§ **Source text**
Each thing we call a ‘moment’ contains every moment that’s ever been, will be and is, in every dimension. No coming or going, no cause and no effect. Referred to as the eternal present. Often times we grasp for an explanation of the perceived passage of time, what we call change, the cause of it, but the question Why? is an irrelevant question. This more so when it’s the type of shifting we’re not comfortable embracing. We hope that we can make sense of it, frame it within our compartmentalized reality, thinking that we somehow can condition it to suit ourselves. What we call time enables that illusion. There is actually nothing that has past or is coming. We’ve totally missed the eternal present.
In looking deeply at things as it is you may begin imagining letting go of the idea of time, releasing all that coming or going. Can you see that the concept of time, the concept of cause and effect imprisons us by limiting our ability to view the limitless-out-there (mugai), how it also limits possibilities for engaging in growth, change and learning? It suffocates our zazen. Can you relax in awareness and be cognizant of the what is? Our conditioned extremely limiting view involving time also forces our thinking into a corner where instead of being approached by the ten thousand things we become confused by things as it is. Our minds work overtime to create delusions such as; things as I ‘think they are’, or, things as ‘I think they should be’. How can we embrace the untold, incomprehensible spaciousness of being with such a limited view?
Nothing will so much limit a persons perspective and understanding more than conditioned response. It eliminates seeing what is and immediately brings us into the delusional realm of separate-self-thinking. This is conceptual-time. This is coming or going.
Presence and clarity arise from the action of bearing witness. This alone is not enough, we have to work with this in conjunction with with not knowing, dissolving our preconceived notions and pre-conditioning. By dwelling in the conditioned response of coming and going, or cause and effect we limit our ability to respond to the constantly vibrant unfolding of life’s permutations with curiosity, delight, and compassion. In conditioned-response-mode we find ourselves trapped in emotionally desperate self-preservation, grasping and averting in order to avoid the very real slipping away of a perceived comfort. This is only the illusion of comfort we have when we’re dwelling in the mistaken condition of cause and effect, coming or going, where things only seem manageable. Nothing is manageable. It takes courage to dwell in the eternal present. Will you accept the unmanageability of unfolding chaos as creativity as it is constantly manifesting?
Capsize your own boat! Let yourself slip effortlessly into the all-encompassing sense of being in the swimming pool with everyone, beyond the idea of always, beyond the delusion of the present moment. Can you be the eternal moment? What if you could just feel the water, sense the limitlessness of the pool. Enjoy the exuberation of being there with all your loved ones, all your friends, all beings, those who have been, are, and will be your mother and father and all those who’s mother and father you are, will be and have been. You, with all beings equal to space in the limitless pool. Being in the pool is beautiful-open to experiencing the arising of the ten thousand things. Realize and release the delineated restrictions of time you put on yourself.

§ **Written instruction A**
Reproduce word for word the entries that start at the line containing "fig4-category: 주거환경 [301,614,325,621]" and end at the line containing "fig4-segment: 26.4% (3.4백억) [208,493,232,525]", with both of those lines included.
The entries have no connection to the reflection on time.

§ **Record list**
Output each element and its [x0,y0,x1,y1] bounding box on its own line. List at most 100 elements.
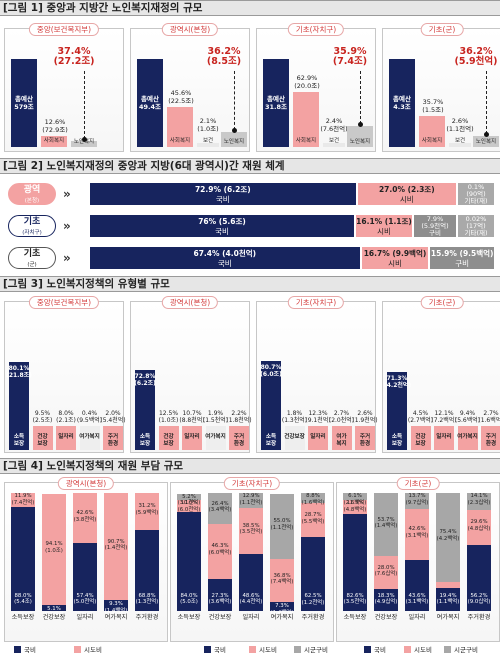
fig4-category: 주거환경 [301,614,325,621]
fig2-segment-value: 67.4% (4.0천억) [193,249,257,258]
fig4-segment: 94.1% (1.0조) [42,493,66,605]
fig4-segment: 48.6% (4.4천억) [239,553,263,611]
fig4-panel: 기초(자치구) 84.0% (5.0조) 10.0% (6.0천억) 5.2% (3.1천억… [170,477,334,642]
fig1-welfare-pct: 12.6% (72.9조) [42,117,68,134]
fig4-segment: 53.7% (1.4백억) [374,493,398,557]
fig1-total-bar: 총예산 579조 [11,59,37,147]
fig2-row-label: 광역 (본청) [8,183,56,205]
fig3-bar: 일자리 [308,426,328,450]
legend-swatch [404,646,411,653]
fig4-segment-value: 8.8% (1.6백억) [301,493,325,506]
fig1-panel: 중앙(보건복지부) 총예산 579조 사회복지 12.6% (72.9조) 노인복지 37.4… [4,23,124,152]
fig3-value: 12.5% (1.0조) [158,410,179,424]
fig4-segment-value: 57.4% (5.0천억) [73,592,97,606]
fig4-segment-value: 7.3% (1.4백억) [270,603,294,616]
fig4-segment: 26.4% (3.4백억) [208,493,232,525]
fig3-category: 주거 환경 [485,434,497,447]
fig3-category: 주거 환경 [359,434,371,447]
fig2-segment: 7.9% (5.9천억) 구비 [414,215,456,237]
fig4-segment-value: 68.8% (1.3천억) [135,592,159,606]
fig2-segment-value: 27.0% (2.3조) [378,185,435,194]
figure-3: [그림 3] 노인복지정책의 유형별 규모 중앙(보건복지부) 소득 보장 80.1%… [0,276,500,458]
fig4-segment-value: 62.5% (1.2천억) [301,593,325,606]
fig1-health-pct: 2.1% (1.0조) [197,117,219,133]
fig3-bar: 소득 보장 71.3% (4.2천억) [384,371,411,450]
fig1-elderly-pct: 36.2% (8.5조) [206,46,242,67]
fig2-segment: 0.1% (90억) 기타(재) [458,183,494,205]
fig3-category: 주거 환경 [107,434,119,447]
fig4-segment-value: 10.0% (6.0천억) [177,500,201,513]
fig4-category: 여가복지 [436,614,460,621]
fig2-segment-value: 0.02% (17억) 기타(재) [464,215,488,237]
fig3-bar: 주거 환경 [481,426,500,450]
fig4-category: 주거환경 [467,614,491,621]
fig4-panel: 광역시(본청) 88.0% (5.4조) 11.9% (7.4천억) 소득보장 5.1% (5… [4,477,168,642]
fig3-category: 여가복지 [457,434,478,440]
fig3-value: 4.5% (2.7백억) [407,410,434,424]
fig3-bar: 여가복지 [457,426,478,450]
fig4-category: 소득보장 [343,614,367,621]
fig4-segment: 10.0% (6.0천억) [177,500,201,513]
fig3-bar: 일자리 [56,426,76,450]
fig3-value: 0.4% (9.5백억) [76,410,103,424]
fig2-chevron-icon: » [63,251,71,265]
fig3-panel: 기초(자치구) 소득 보장 80.7% (6.0조) 건강보장 1.8% (1.3천억) 일자리… [256,296,378,453]
fig4-segment-value: 48.6% (4.4천억) [239,592,263,606]
fig4-segment-value: 42.6% (3.1백억) [405,526,429,539]
fig3-bar: 주거 환경 [355,426,375,450]
fig3-value: 1.9% (1.5천억) [202,410,229,424]
fig4-segment-value: 53.7% (1.4백억) [374,516,398,530]
fig4-segment: 42.6% (3.8천억) [73,493,97,544]
fig4-segment: 46.3% (6.0백억) [208,524,232,579]
fig1-welfare-bar: 사회복지 [41,135,67,147]
fig1-welfare-bar: 사회복지 [293,91,319,147]
fig1-health-bar [197,143,219,147]
fig4-segment-value: 56.2% (9.0십억) [467,592,491,606]
fig1-panel-title: 기초(군) [420,23,464,36]
fig2-row-label: 기초 (군) [8,247,56,269]
fig4-panel-title: 광역시(본청) [57,477,115,490]
fig1-health-cat: 보건 [454,138,466,144]
fig4-segment: 42.6% (3.1백억) [405,509,429,560]
fig2-segment-name: 구비 [455,259,470,268]
fig3-value: 80.7% (6.0조) [260,364,282,379]
legend-swatch [364,646,371,653]
fig4-legend-item: 국비 [364,644,386,654]
legend-swatch [294,646,301,653]
fig2-segment: 72.9% (6.2조) 국비 [90,183,356,205]
fig4-segment: 36.8% (7.4백억) [270,558,294,603]
fig3-category: 주거 환경 [233,434,245,447]
fig2-segment: 15.9% (9.5백억) 구비 [430,247,494,269]
legend-label: 시도비 [84,646,102,654]
figure-4-title: [그림 4] 노인복지정책의 재원 부담 규모 [0,458,500,474]
fig3-value: 8.0% (2.1조) [56,410,76,424]
fig4-segment: 90.7% (1.4천억) [104,493,128,601]
legend-swatch [14,646,21,653]
fig3-value: 72.8% (6.2조) [134,372,156,387]
fig4-segment-value: 18.3% (4.9십억) [374,592,398,606]
fig3-value: 9.5% (2.5조) [32,410,53,424]
fig4-segment: 13.7% (9.7십억) [405,493,429,510]
fig3-bar: 일자리 [434,426,454,450]
fig2-segment-value: 72.9% (6.2조) [194,185,251,194]
fig2-segment-value: 16.1% (1.1조) [356,217,412,226]
fig3-value: 2.7%(1.6백억) [478,410,500,424]
fig1-health-pct: 2.4% (7.6천억) [320,117,348,133]
fig4-segment: 14.1% (2.3십억) [467,493,491,510]
fig3-bar: 소득 보장 80.1% (21.8조) [6,361,32,450]
fig3-value: 12.1% (7.2백억) [431,410,457,424]
fig2-chevron-icon: » [63,219,71,233]
fig4-segment-value: 42.6% (3.8천억) [73,510,97,523]
fig2-segment: 16.7% (9.9백억) 시비 [361,247,429,269]
fig2-segment-value: 76% (5.6조) [198,217,246,226]
fig1-elderly-bar: 노인복지 [473,135,499,147]
fig4-segment-value: 27.3% (3.6백억) [208,592,232,606]
fig4-segment-value: 28.0% (7.6십억) [374,564,398,578]
legend-swatch [204,646,211,653]
fig4-legend-item: 시도비 [404,644,432,654]
fig3-category: 건강보장 [284,434,305,440]
fig4-category: 건강보장 [208,614,232,621]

§ **Written instruction B**
Quote the reflection on time from the words "Nothing will so" through the words "is coming or going.".

§ **Full response A**
fig4-category: 주거환경 [301,614,325,621]
fig2-segment-value: 67.4% (4.0천억) [193,249,257,258]
fig4-segment: 94.1% (1.0조) [42,493,66,605]
fig4-segment: 48.6% (4.4천억) [239,553,263,611]
fig4-panel: 기초(자치구) 84.0% (5.0조) 10.0% (6.0천억) 5.2% (3.1천억… [170,477,334,642]
fig1-welfare-pct: 12.6% (72.9조) [42,117,68,134]
fig4-segment: 53.7% (1.4백억) [374,493,398,557]
fig1-total-bar: 총예산 579조 [11,59,37,147]
fig2-row-label: 광역 (본청) [8,183,56,205]
fig3-bar: 일자리 [308,426,328,450]
legend-swatch [404,646,411,653]
fig4-segment-value: 8.8% (1.6백억) [301,493,325,506]
fig1-panel: 중앙(보건복지부) 총예산 579조 사회복지 12.6% (72.9조) 노인복지 37.4… [4,23,124,152]
fig3-value: 12.5% (1.0조) [158,410,179,424]
fig4-segment-value: 57.4% (5.0천억) [73,592,97,606]
fig4-segment-value: 7.3% (1.4백억) [270,603,294,616]
fig4-segment: 26.4% (3.4백억) [208,493,232,525]

§ **Full response B**
Nothing will so much limit a persons perspective and understanding more than conditioned response. It eliminates seeing what is and immediately brings us into the delusional realm of separate-self-thinking. This is conceptual-time. This is coming or going.